§ The exercise: Skip the pictures and quote all of the lines exactly.

§ Records shown:
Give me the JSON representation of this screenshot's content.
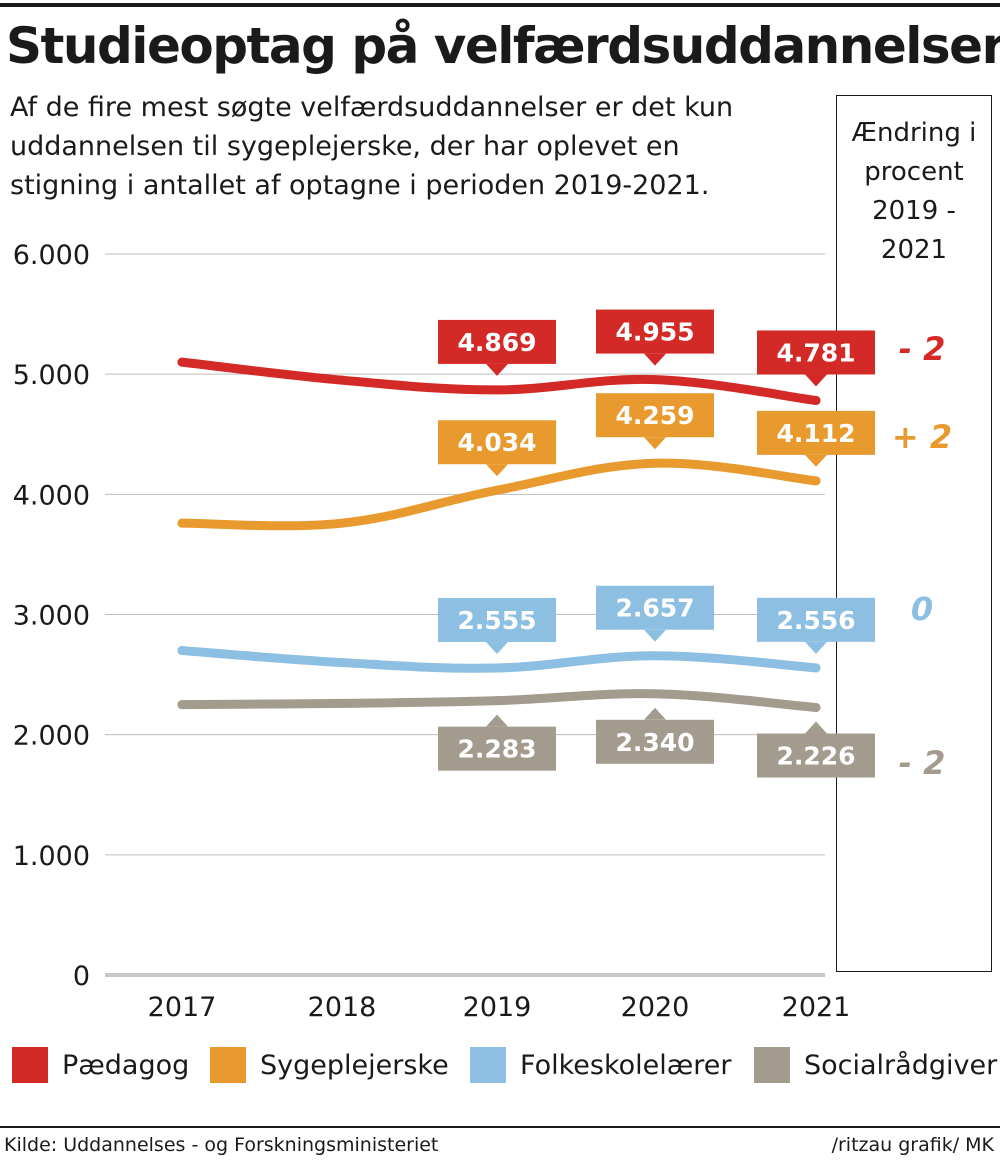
{
  "chart_data": {
    "type": "line",
    "title": "Studieoptag på velfærdsuddannelser",
    "subtitle": "Af de fire mest søgte velfærdsuddannelser er det kun uddannelsen til sygeplejerske, der har oplevet en stigning i antallet af optagne i perioden 2019-2021.",
    "categories": [
      "2017",
      "2018",
      "2019",
      "2020",
      "2021"
    ],
    "ylim": [
      0,
      6000
    ],
    "yticks": [
      0,
      1000,
      2000,
      3000,
      4000,
      5000,
      6000
    ],
    "ytick_labels": [
      "0",
      "1.000",
      "2.000",
      "3.000",
      "4.000",
      "5.000",
      "6.000"
    ],
    "grid": true,
    "change_header": "Ændring i procent 2019 - 2021",
    "series": [
      {
        "name": "Pædagog",
        "color": "#d42a27",
        "values": [
          5100,
          4950,
          4869,
          4955,
          4781
        ],
        "labels": {
          "2": "4.869",
          "3": "4.955",
          "4": "4.781"
        },
        "label_pos": "above",
        "change": "- 2"
      },
      {
        "name": "Sygeplejerske",
        "color": "#e99a2e",
        "values": [
          3760,
          3760,
          4034,
          4259,
          4112
        ],
        "labels": {
          "2": "4.034",
          "3": "4.259",
          "4": "4.112"
        },
        "label_pos": "above",
        "change": "+ 2"
      },
      {
        "name": "Folkeskolelærer",
        "color": "#8dbfe2",
        "values": [
          2700,
          2600,
          2555,
          2657,
          2556
        ],
        "labels": {
          "2": "2.555",
          "3": "2.657",
          "4": "2.556"
        },
        "label_pos": "above",
        "change": "0"
      },
      {
        "name": "Socialrådgiver",
        "color": "#a39c8e",
        "values": [
          2250,
          2260,
          2283,
          2340,
          2226
        ],
        "labels": {
          "2": "2.283",
          "3": "2.340",
          "4": "2.226"
        },
        "label_pos": "below",
        "change": "- 2"
      }
    ]
  },
  "footer": {
    "source": "Kilde: Uddannelses - og Forskningsministeriet",
    "credit": "/ritzau grafik/ MK"
  }
}
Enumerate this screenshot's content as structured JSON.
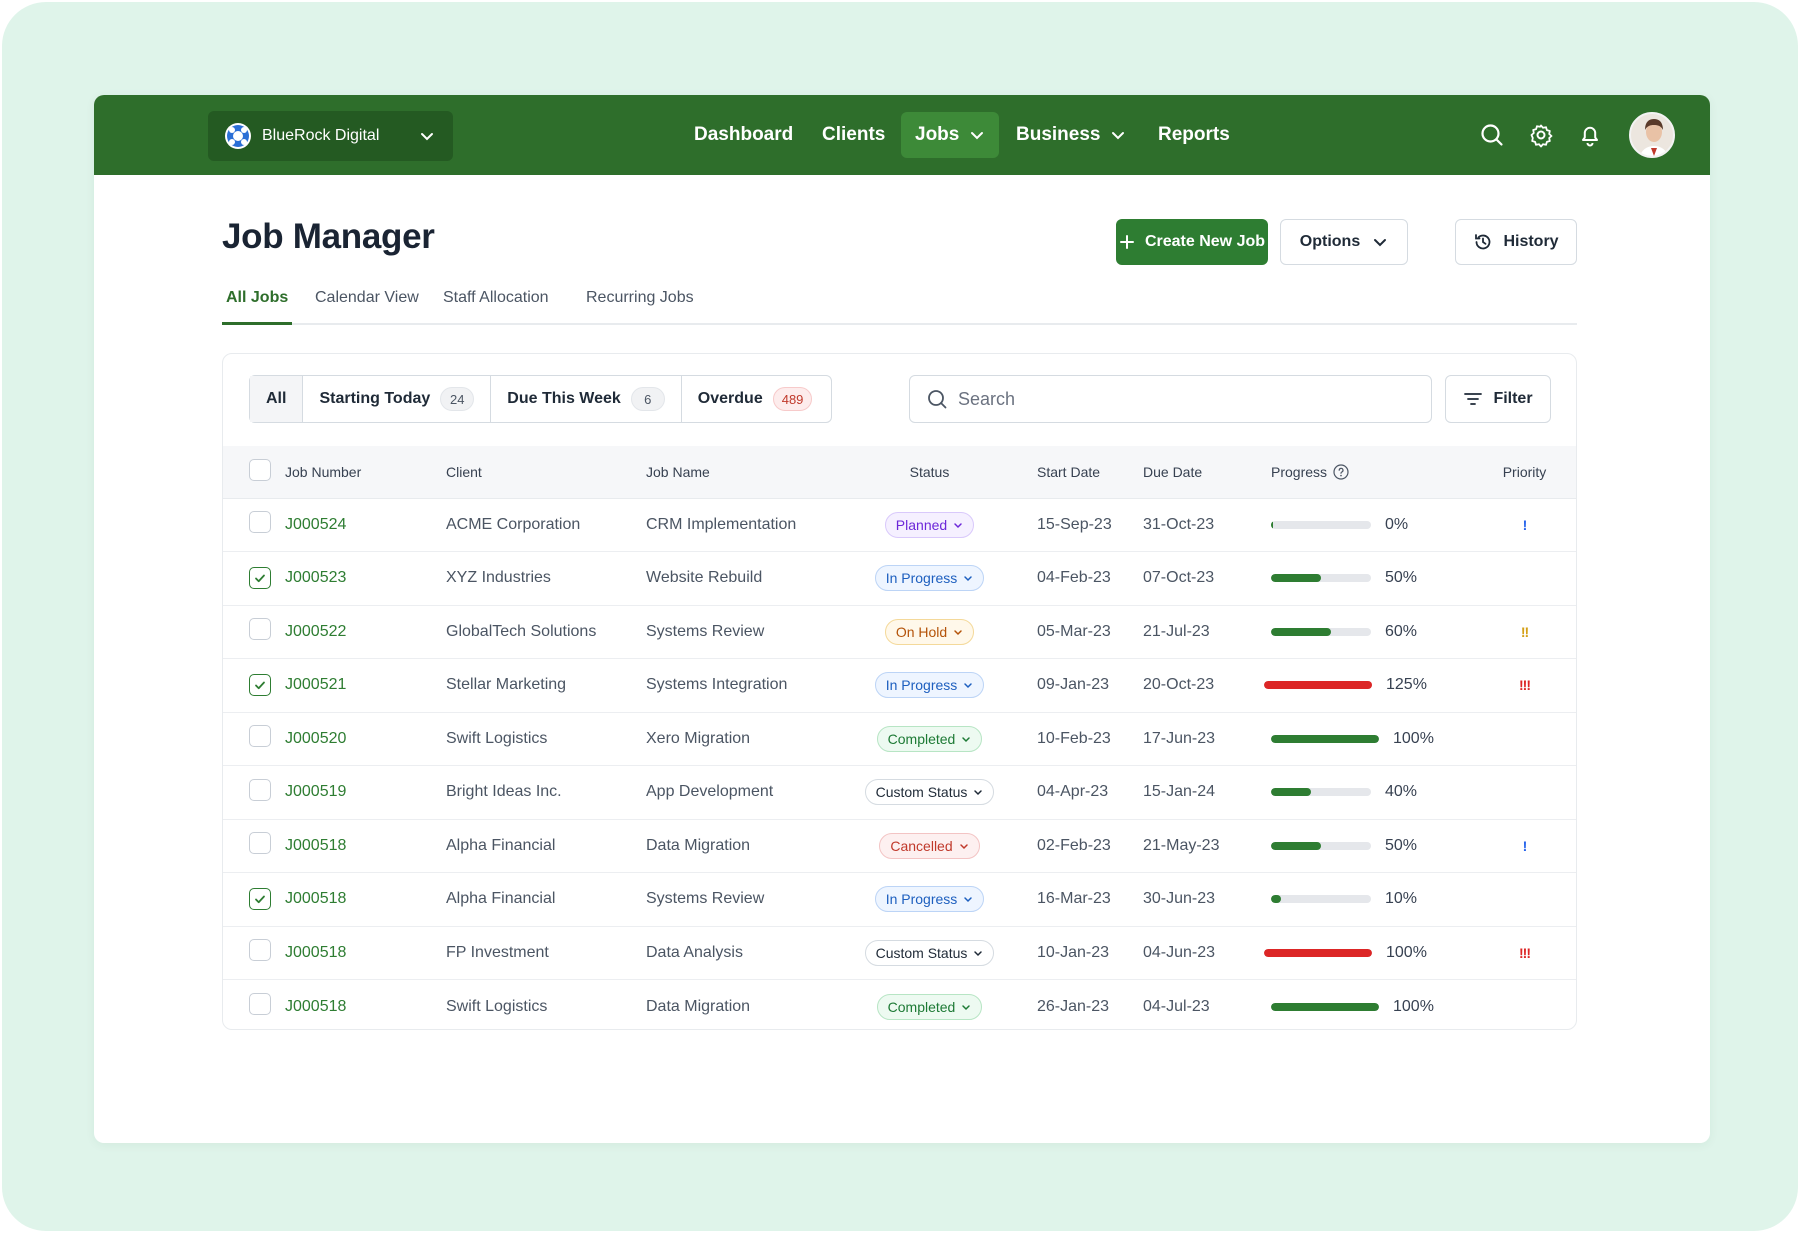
{
  "topbar": {
    "org_name": "BlueRock Digital",
    "nav": [
      {
        "label": "Dashboard"
      },
      {
        "label": "Clients"
      },
      {
        "label": "Jobs"
      },
      {
        "label": "Business"
      },
      {
        "label": "Reports"
      }
    ],
    "active_nav": "Jobs",
    "brand_color": "#2e6e2b"
  },
  "page": {
    "title": "Job Manager",
    "create_label": "Create New Job",
    "options_label": "Options",
    "history_label": "History"
  },
  "tabs": [
    {
      "label": "All Jobs",
      "active": true
    },
    {
      "label": "Calendar View",
      "active": false
    },
    {
      "label": "Staff Allocation",
      "active": false
    },
    {
      "label": "Recurring Jobs",
      "active": false
    }
  ],
  "filters": {
    "segments": [
      {
        "label": "All",
        "count": ""
      },
      {
        "label": "Starting Today",
        "count": "24"
      },
      {
        "label": "Due This Week",
        "count": "6"
      },
      {
        "label": "Overdue",
        "count": "489"
      }
    ],
    "search_placeholder": "Search",
    "filter_label": "Filter"
  },
  "table": {
    "columns": [
      "Job Number",
      "Client",
      "Job Name",
      "Status",
      "Start Date",
      "Due Date",
      "Progress",
      "Priority"
    ],
    "rows": [
      {
        "checked": false,
        "job": "J000524",
        "client": "ACME Corporation",
        "name": "CRM Implementation",
        "status": "Planned",
        "status_type": "planned",
        "start": "15-Sep-23",
        "due": "31-Oct-23",
        "progress": 0,
        "progress_label": "0%",
        "priority": "!",
        "priority_color": "blue"
      },
      {
        "checked": true,
        "job": "J000523",
        "client": "XYZ Industries",
        "name": "Website Rebuild",
        "status": "In Progress",
        "status_type": "progress",
        "start": "04-Feb-23",
        "due": "07-Oct-23",
        "progress": 50,
        "progress_label": "50%",
        "priority": "",
        "priority_color": ""
      },
      {
        "checked": false,
        "job": "J000522",
        "client": "GlobalTech Solutions",
        "name": "Systems Review",
        "status": "On Hold",
        "status_type": "hold",
        "start": "05-Mar-23",
        "due": "21-Jul-23",
        "progress": 60,
        "progress_label": "60%",
        "priority": "!!",
        "priority_color": "yellow"
      },
      {
        "checked": true,
        "job": "J000521",
        "client": "Stellar Marketing",
        "name": "Systems Integration",
        "status": "In Progress",
        "status_type": "progress",
        "start": "09-Jan-23",
        "due": "20-Oct-23",
        "progress": 125,
        "progress_label": "125%",
        "priority": "!!!",
        "priority_color": "red"
      },
      {
        "checked": false,
        "job": "J000520",
        "client": "Swift Logistics",
        "name": "Xero Migration",
        "status": "Completed",
        "status_type": "completed",
        "start": "10-Feb-23",
        "due": "17-Jun-23",
        "progress": 100,
        "progress_label": "100%",
        "priority": "",
        "priority_color": ""
      },
      {
        "checked": false,
        "job": "J000519",
        "client": "Bright Ideas Inc.",
        "name": "App Development",
        "status": "Custom Status",
        "status_type": "custom",
        "start": "04-Apr-23",
        "due": "15-Jan-24",
        "progress": 40,
        "progress_label": "40%",
        "priority": "",
        "priority_color": ""
      },
      {
        "checked": false,
        "job": "J000518",
        "client": "Alpha Financial",
        "name": "Data Migration",
        "status": "Cancelled",
        "status_type": "cancelled",
        "start": "02-Feb-23",
        "due": "21-May-23",
        "progress": 50,
        "progress_label": "50%",
        "priority": "!",
        "priority_color": "blue"
      },
      {
        "checked": true,
        "job": "J000518",
        "client": "Alpha Financial",
        "name": "Systems Review",
        "status": "In Progress",
        "status_type": "progress",
        "start": "16-Mar-23",
        "due": "30-Jun-23",
        "progress": 10,
        "progress_label": "10%",
        "priority": "",
        "priority_color": ""
      },
      {
        "checked": false,
        "job": "J000518",
        "client": "FP Investment",
        "name": "Data Analysis",
        "status": "Custom Status",
        "status_type": "custom",
        "start": "10-Jan-23",
        "due": "04-Jun-23",
        "progress": 100,
        "progress_label": "100%",
        "over": true,
        "priority": "!!!",
        "priority_color": "red"
      },
      {
        "checked": false,
        "job": "J000518",
        "client": "Swift Logistics",
        "name": "Data Migration",
        "status": "Completed",
        "status_type": "completed",
        "start": "26-Jan-23",
        "due": "04-Jul-23",
        "progress": 100,
        "progress_label": "100%",
        "priority": "",
        "priority_color": ""
      }
    ]
  }
}
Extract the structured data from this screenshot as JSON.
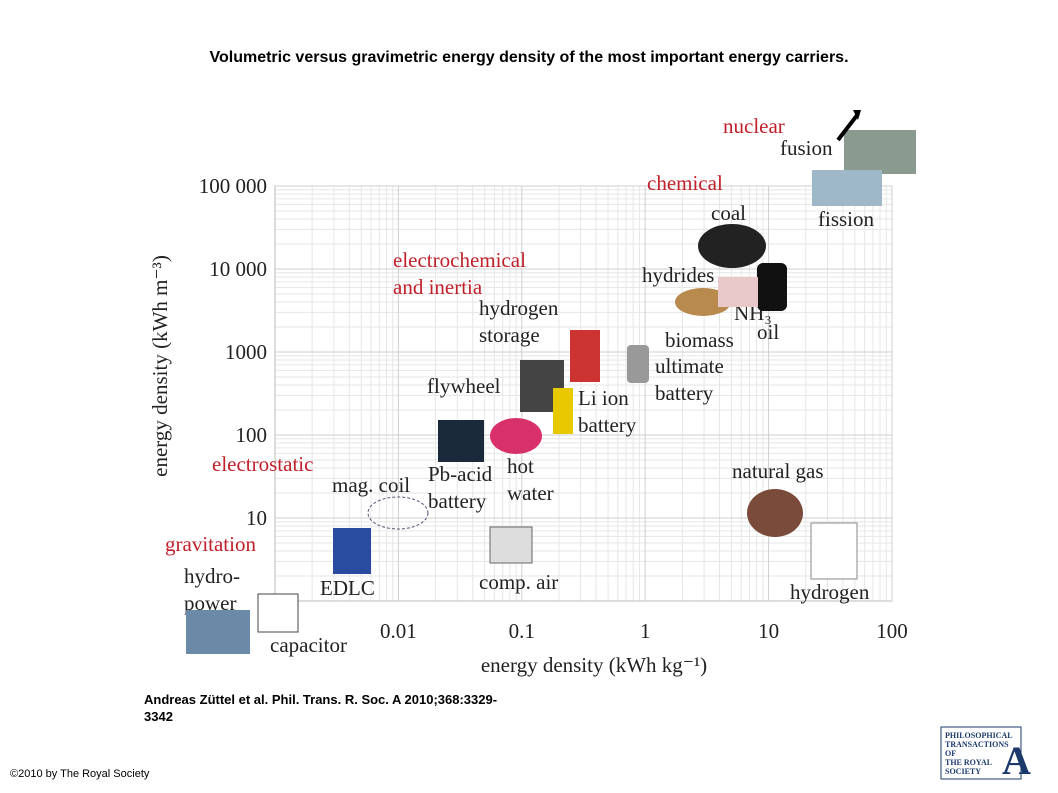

§ Written response:
Give me the JSON representation of this screenshot's content.
{
  "chart_data": {
    "type": "line",
    "title": "Studieoptag på velfærdsuddannelser",
    "subtitle": "Af de fire mest søgte velfærdsuddannelser er det kun uddannelsen til sygeplejerske, der har oplevet en stigning i antallet af optagne i perioden 2019-2021.",
    "categories": [
      "2017",
      "2018",
      "2019",
      "2020",
      "2021"
    ],
    "ylim": [
      0,
      6000
    ],
    "yticks": [
      0,
      1000,
      2000,
      3000,
      4000,
      5000,
      6000
    ],
    "ytick_labels": [
      "0",
      "1.000",
      "2.000",
      "3.000",
      "4.000",
      "5.000",
      "6.000"
    ],
    "grid": true,
    "change_header": "Ændring i procent 2019 - 2021",
    "series": [
      {
        "name": "Pædagog",
        "color": "#d42a27",
        "values": [
          5100,
          4950,
          4869,
          4955,
          4781
        ],
        "labels": {
          "2": "4.869",
          "3": "4.955",
          "4": "4.781"
        },
        "label_pos": "above",
        "change": "- 2"
      },
      {
        "name": "Sygeplejerske",
        "color": "#e99a2e",
        "values": [
          3760,
          3760,
          4034,
          4259,
          4112
        ],
        "labels": {
          "2": "4.034",
          "3": "4.259",
          "4": "4.112"
        },
        "label_pos": "above",
        "change": "+ 2"
      },
      {
        "name": "Folkeskolelærer",
        "color": "#8dbfe2",
        "values": [
          2700,
          2600,
          2555,
          2657,
          2556
        ],
        "labels": {
          "2": "2.555",
          "3": "2.657",
          "4": "2.556"
        },
        "label_pos": "above",
        "change": "0"
      },
      {
        "name": "Socialrådgiver",
        "color": "#a39c8e",
        "values": [
          2250,
          2260,
          2283,
          2340,
          2226
        ],
        "labels": {
          "2": "2.283",
          "3": "2.340",
          "4": "2.226"
        },
        "label_pos": "below",
        "change": "- 2"
      }
    ]
  },
  "footer": {
    "source": "Kilde: Uddannelses - og Forskningsministeriet",
    "credit": "/ritzau grafik/ MK"
  }
}
Enumerate this screenshot's content as structured JSON.
{
  "topbar": {
    "org_name": "BlueRock Digital",
    "nav": [
      {
        "label": "Dashboard"
      },
      {
        "label": "Clients"
      },
      {
        "label": "Jobs"
      },
      {
        "label": "Business"
      },
      {
        "label": "Reports"
      }
    ],
    "active_nav": "Jobs",
    "brand_color": "#2e6e2b"
  },
  "page": {
    "title": "Job Manager",
    "create_label": "Create New Job",
    "options_label": "Options",
    "history_label": "History"
  },
  "tabs": [
    {
      "label": "All Jobs",
      "active": true
    },
    {
      "label": "Calendar View",
      "active": false
    },
    {
      "label": "Staff Allocation",
      "active": false
    },
    {
      "label": "Recurring Jobs",
      "active": false
    }
  ],
  "filters": {
    "segments": [
      {
        "label": "All",
        "count": ""
      },
      {
        "label": "Starting Today",
        "count": "24"
      },
      {
        "label": "Due This Week",
        "count": "6"
      },
      {
        "label": "Overdue",
        "count": "489"
      }
    ],
    "search_placeholder": "Search",
    "filter_label": "Filter"
  },
  "table": {
    "columns": [
      "Job Number",
      "Client",
      "Job Name",
      "Status",
      "Start Date",
      "Due Date",
      "Progress",
      "Priority"
    ],
    "rows": [
      {
        "checked": false,
        "job": "J000524",
        "client": "ACME Corporation",
        "name": "CRM Implementation",
        "status": "Planned",
        "status_type": "planned",
        "start": "15-Sep-23",
        "due": "31-Oct-23",
        "progress": 0,
        "progress_label": "0%",
        "priority": "!",
        "priority_color": "blue"
      },
      {
        "checked": true,
        "job": "J000523",
        "client": "XYZ Industries",
        "name": "Website Rebuild",
        "status": "In Progress",
        "status_type": "progress",
        "start": "04-Feb-23",
        "due": "07-Oct-23",
        "progress": 50,
        "progress_label": "50%",
        "priority": "",
        "priority_color": ""
      },
      {
        "checked": false,
        "job": "J000522",
        "client": "GlobalTech Solutions",
        "name": "Systems Review",
        "status": "On Hold",
        "status_type": "hold",
        "start": "05-Mar-23",
        "due": "21-Jul-23",
        "progress": 60,
        "progress_label": "60%",
        "priority": "!!",
        "priority_color": "yellow"
      },
      {
        "checked": true,
        "job": "J000521",
        "client": "Stellar Marketing",
        "name": "Systems Integration",
        "status": "In Progress",
        "status_type": "progress",
        "start": "09-Jan-23",
        "due": "20-Oct-23",
        "progress": 125,
        "progress_label": "125%",
        "priority": "!!!",
        "priority_color": "red"
      },
      {
        "checked": false,
        "job": "J000520",
        "client": "Swift Logistics",
        "name": "Xero Migration",
        "status": "Completed",
        "status_type": "completed",
        "start": "10-Feb-23",
        "due": "17-Jun-23",
        "progress": 100,
        "progress_label": "100%",
        "priority": "",
        "priority_color": ""
      },
      {
        "checked": false,
        "job": "J000519",
        "client": "Bright Ideas Inc.",
        "name": "App Development",
        "status": "Custom Status",
        "status_type": "custom",
        "start": "04-Apr-23",
        "due": "15-Jan-24",
        "progress": 40,
        "progress_label": "40%",
        "priority": "",
        "priority_color": ""
      },
      {
        "checked": false,
        "job": "J000518",
        "client": "Alpha Financial",
        "name": "Data Migration",
        "status": "Cancelled",
        "status_type": "cancelled",
        "start": "02-Feb-23",
        "due": "21-May-23",
        "progress": 50,
        "progress_label": "50%",
        "priority": "!",
        "priority_color": "blue"
      },
      {
        "checked": true,
        "job": "J000518",
        "client": "Alpha Financial",
        "name": "Systems Review",
        "status": "In Progress",
        "status_type": "progress",
        "start": "16-Mar-23",
        "due": "30-Jun-23",
        "progress": 10,
        "progress_label": "10%",
        "priority": "",
        "priority_color": ""
      },
      {
        "checked": false,
        "job": "J000518",
        "client": "FP Investment",
        "name": "Data Analysis",
        "status": "Custom Status",
        "status_type": "custom",
        "start": "10-Jan-23",
        "due": "04-Jun-23",
        "progress": 100,
        "progress_label": "100%",
        "over": true,
        "priority": "!!!",
        "priority_color": "red"
      },
      {
        "checked": false,
        "job": "J000518",
        "client": "Swift Logistics",
        "name": "Data Migration",
        "status": "Completed",
        "status_type": "completed",
        "start": "26-Jan-23",
        "due": "04-Jul-23",
        "progress": 100,
        "progress_label": "100%",
        "priority": "",
        "priority_color": ""
      }
    ]
  }
}
Extract the structured data from this screenshot as JSON.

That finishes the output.